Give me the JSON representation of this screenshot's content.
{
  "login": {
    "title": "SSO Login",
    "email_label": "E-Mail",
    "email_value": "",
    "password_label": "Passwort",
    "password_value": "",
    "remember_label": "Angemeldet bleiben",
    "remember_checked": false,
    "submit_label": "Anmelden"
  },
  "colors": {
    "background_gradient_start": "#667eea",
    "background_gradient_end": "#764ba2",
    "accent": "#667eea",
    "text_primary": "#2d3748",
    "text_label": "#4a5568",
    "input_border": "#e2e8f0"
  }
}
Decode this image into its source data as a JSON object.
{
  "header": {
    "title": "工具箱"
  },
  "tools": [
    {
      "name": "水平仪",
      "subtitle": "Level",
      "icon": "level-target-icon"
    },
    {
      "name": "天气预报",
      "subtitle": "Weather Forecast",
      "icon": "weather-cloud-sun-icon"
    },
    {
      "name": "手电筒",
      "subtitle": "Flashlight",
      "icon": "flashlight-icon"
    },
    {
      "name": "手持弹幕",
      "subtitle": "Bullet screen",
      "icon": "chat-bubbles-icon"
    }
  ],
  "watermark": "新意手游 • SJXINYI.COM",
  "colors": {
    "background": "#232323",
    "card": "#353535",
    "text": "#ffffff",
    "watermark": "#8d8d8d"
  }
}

The exercise: Set down every record above exactly as given.

Answer to this task:
Give me the JSON representation of this screenshot's content.
{
  "login": {
    "title": "SSO Login",
    "email_label": "E-Mail",
    "email_value": "",
    "password_label": "Passwort",
    "password_value": "",
    "remember_label": "Angemeldet bleiben",
    "remember_checked": false,
    "submit_label": "Anmelden"
  },
  "colors": {
    "background_gradient_start": "#667eea",
    "background_gradient_end": "#764ba2",
    "accent": "#667eea",
    "text_primary": "#2d3748",
    "text_label": "#4a5568",
    "input_border": "#e2e8f0"
  }
}
Decode this image into its source data as a JSON object.
{
  "header": {
    "title": "工具箱"
  },
  "tools": [
    {
      "name": "水平仪",
      "subtitle": "Level",
      "icon": "level-target-icon"
    },
    {
      "name": "天气预报",
      "subtitle": "Weather Forecast",
      "icon": "weather-cloud-sun-icon"
    },
    {
      "name": "手电筒",
      "subtitle": "Flashlight",
      "icon": "flashlight-icon"
    },
    {
      "name": "手持弹幕",
      "subtitle": "Bullet screen",
      "icon": "chat-bubbles-icon"
    }
  ],
  "watermark": "新意手游 • SJXINYI.COM",
  "colors": {
    "background": "#232323",
    "card": "#353535",
    "text": "#ffffff",
    "watermark": "#8d8d8d"
  }
}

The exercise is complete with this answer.